Exercise instructions:
(1) Set down the passage from the letter about the writer's mother, beginning at the words "I stopped believing" and stopping after the words "a spoiled child.".
(2) From the records, pull out the lines beginning at the line that has "y-tick-label: 30% <box>28 430 59 448</box>" and stopping after the line that has "x-tick-label: Coal rolling". Reproduce each line without changes.

Supplied passage:

I’m fed up! My mother is a naive woman whom men use and discard.
I’m writing because there’s no one else to confide in…
I’m 19 years old. I was born and raised in Brighton.
I don’t know who my father is.
My mother has never talked about him, and when I’ve asked, she only coldly replied:
– He doesn’t exist. Forget him.
I grew up without a father, without a family, lacking comfort and warmth.
I became used to being alone.
But more than anything, I grew accustomed to being second place in my mother’s life.
She would forget about me for the sake of men. Each time a new man entered her life, I became invisible.
She would preen in front of the mirror, choosing outfits, spending her last pounds on perfume and makeup.
I would sit in my room, knowing that today I was of no importance to her.
Then, after a few weeks or months, the breakdowns would begin.
She would cry, complain, say she had been betrayed again, used again, thrown aside once more.
And I would sit nearby, listening, nodding, trying to comfort her.
But I knew that in a couple of weeks, it would all happen again.
She didn’t understand a thing.
She couldn’t see how her actions were killing my faith in relationships, in family, in love.
From a young age, I realized one thing – a man in her life would always be more significant than I was.
I became a stranger in my own home. When she had a new “suitor,” the phone would ring endlessly.
I knew it meant I no longer had a place here.
I stopped believing her and felt nothing but irritation towards her.
I turned cold.
I could no longer listen to her whining or console her after every new failure.
She’s a grown woman but behaves like a spoiled child.
And me…
I feel like an old man.
Tired of her tears, her empty hopes, her never-ending mistakes.

Material supplied:
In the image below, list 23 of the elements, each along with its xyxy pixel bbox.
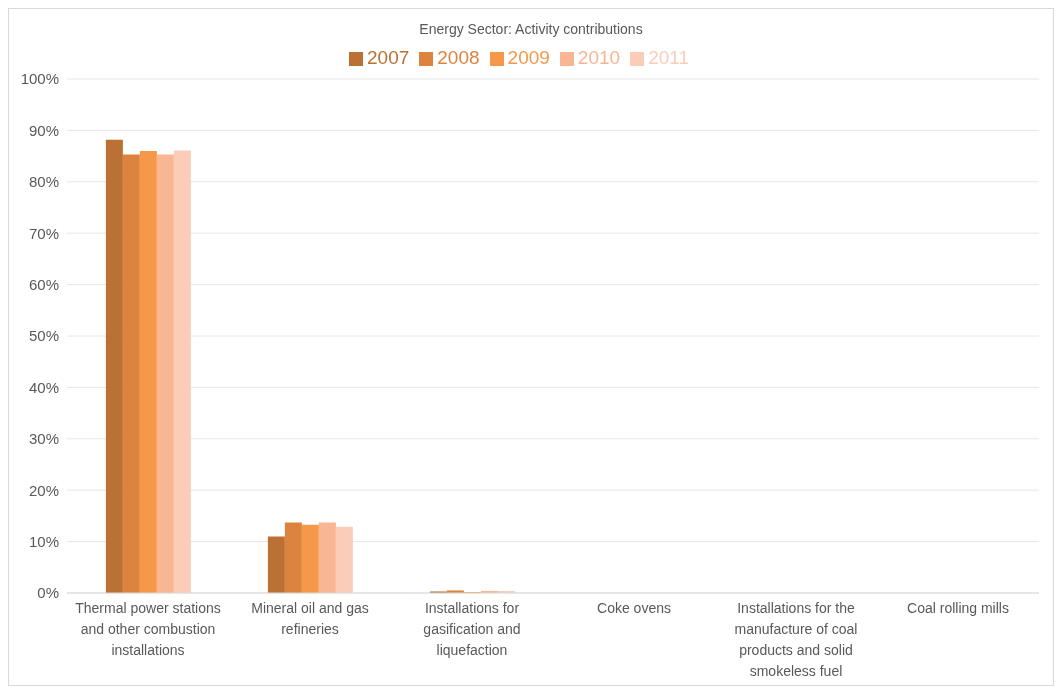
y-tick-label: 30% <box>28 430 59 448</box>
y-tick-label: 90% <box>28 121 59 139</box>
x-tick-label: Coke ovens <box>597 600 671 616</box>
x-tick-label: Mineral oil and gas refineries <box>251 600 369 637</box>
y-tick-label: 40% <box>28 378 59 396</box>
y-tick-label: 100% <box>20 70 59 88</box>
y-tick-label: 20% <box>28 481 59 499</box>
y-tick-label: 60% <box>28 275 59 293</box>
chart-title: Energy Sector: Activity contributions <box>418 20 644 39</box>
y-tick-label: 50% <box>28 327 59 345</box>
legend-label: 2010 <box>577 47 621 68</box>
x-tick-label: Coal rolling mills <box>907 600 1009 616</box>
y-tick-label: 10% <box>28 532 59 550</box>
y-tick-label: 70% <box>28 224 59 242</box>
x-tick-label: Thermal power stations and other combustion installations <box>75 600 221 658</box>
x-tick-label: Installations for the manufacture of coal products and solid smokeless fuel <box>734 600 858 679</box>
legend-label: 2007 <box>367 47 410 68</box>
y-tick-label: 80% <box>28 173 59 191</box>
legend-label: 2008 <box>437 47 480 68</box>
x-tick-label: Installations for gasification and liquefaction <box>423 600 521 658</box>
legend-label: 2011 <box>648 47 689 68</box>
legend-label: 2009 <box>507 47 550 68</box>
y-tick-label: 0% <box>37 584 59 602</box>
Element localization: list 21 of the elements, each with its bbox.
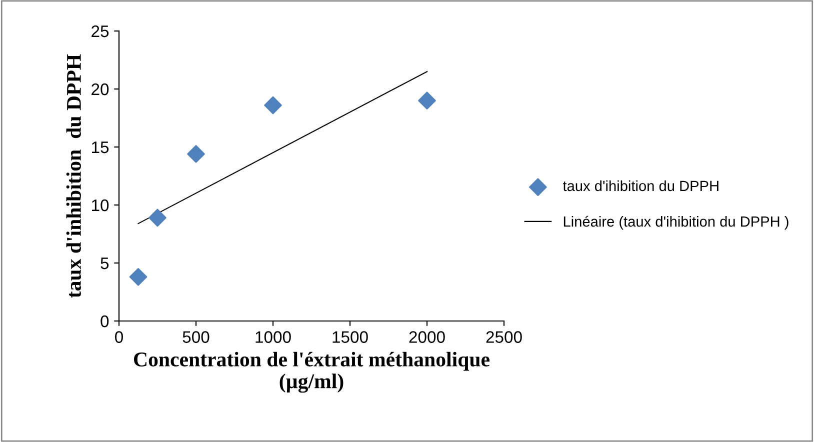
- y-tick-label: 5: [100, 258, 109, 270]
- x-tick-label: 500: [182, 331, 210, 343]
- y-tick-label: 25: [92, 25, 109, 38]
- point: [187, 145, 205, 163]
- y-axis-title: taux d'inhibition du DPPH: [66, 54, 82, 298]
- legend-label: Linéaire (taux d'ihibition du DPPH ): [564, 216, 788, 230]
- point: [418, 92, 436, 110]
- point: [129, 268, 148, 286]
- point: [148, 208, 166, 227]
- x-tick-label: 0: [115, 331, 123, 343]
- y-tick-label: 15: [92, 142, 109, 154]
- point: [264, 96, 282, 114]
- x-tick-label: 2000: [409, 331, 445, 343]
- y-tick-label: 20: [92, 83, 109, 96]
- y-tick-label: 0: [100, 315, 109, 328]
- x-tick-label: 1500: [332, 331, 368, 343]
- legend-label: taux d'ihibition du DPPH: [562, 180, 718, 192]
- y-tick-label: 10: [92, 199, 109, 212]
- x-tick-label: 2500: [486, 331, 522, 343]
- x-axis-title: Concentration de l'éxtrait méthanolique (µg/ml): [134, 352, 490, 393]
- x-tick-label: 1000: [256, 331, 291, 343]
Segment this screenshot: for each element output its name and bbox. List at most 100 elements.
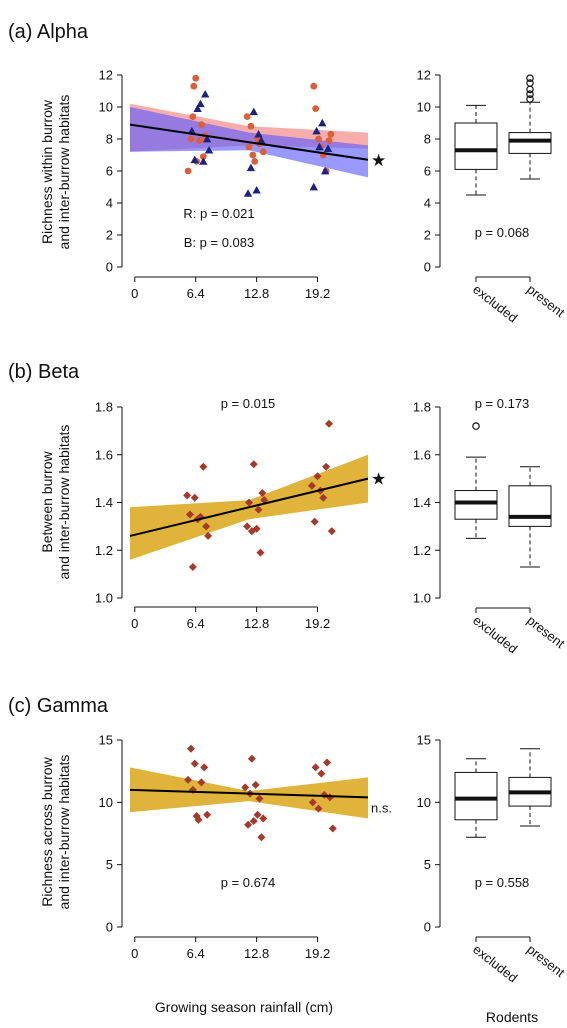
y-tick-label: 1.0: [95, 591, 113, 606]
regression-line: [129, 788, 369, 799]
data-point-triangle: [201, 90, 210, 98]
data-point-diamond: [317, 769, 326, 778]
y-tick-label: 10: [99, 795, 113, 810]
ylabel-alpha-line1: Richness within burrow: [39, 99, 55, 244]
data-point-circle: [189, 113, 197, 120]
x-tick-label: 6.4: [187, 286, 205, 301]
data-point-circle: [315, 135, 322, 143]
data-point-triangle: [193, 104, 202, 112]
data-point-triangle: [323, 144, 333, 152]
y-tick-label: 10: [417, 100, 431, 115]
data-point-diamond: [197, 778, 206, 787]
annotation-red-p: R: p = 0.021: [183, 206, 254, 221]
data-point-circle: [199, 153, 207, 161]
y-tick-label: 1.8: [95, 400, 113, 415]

Expected answers:
(1)
I stopped believing her and felt nothing but irritation towards her.
I turned cold.
I could no longer listen to her whining or console her after every new failure.
She’s a grown woman but behaves like a spoiled child.

(2)
y-tick-label: 30% <box>28 430 59 448</box>
y-tick-label: 90% <box>28 121 59 139</box>
x-tick-label: Coke ovens <box>597 600 671 616</box>
x-tick-label: Mineral oil and gas refineries <box>251 600 369 637</box>
y-tick-label: 40% <box>28 378 59 396</box>
y-tick-label: 100% <box>20 70 59 88</box>
y-tick-label: 20% <box>28 481 59 499</box>
y-tick-label: 60% <box>28 275 59 293</box>
chart-title: Energy Sector: Activity contributions <box>418 20 644 39</box>
y-tick-label: 50% <box>28 327 59 345</box>
legend-label: 2010 <box>577 47 621 68</box>
x-tick-label: Coal rolling mills <box>907 600 1009 616</box>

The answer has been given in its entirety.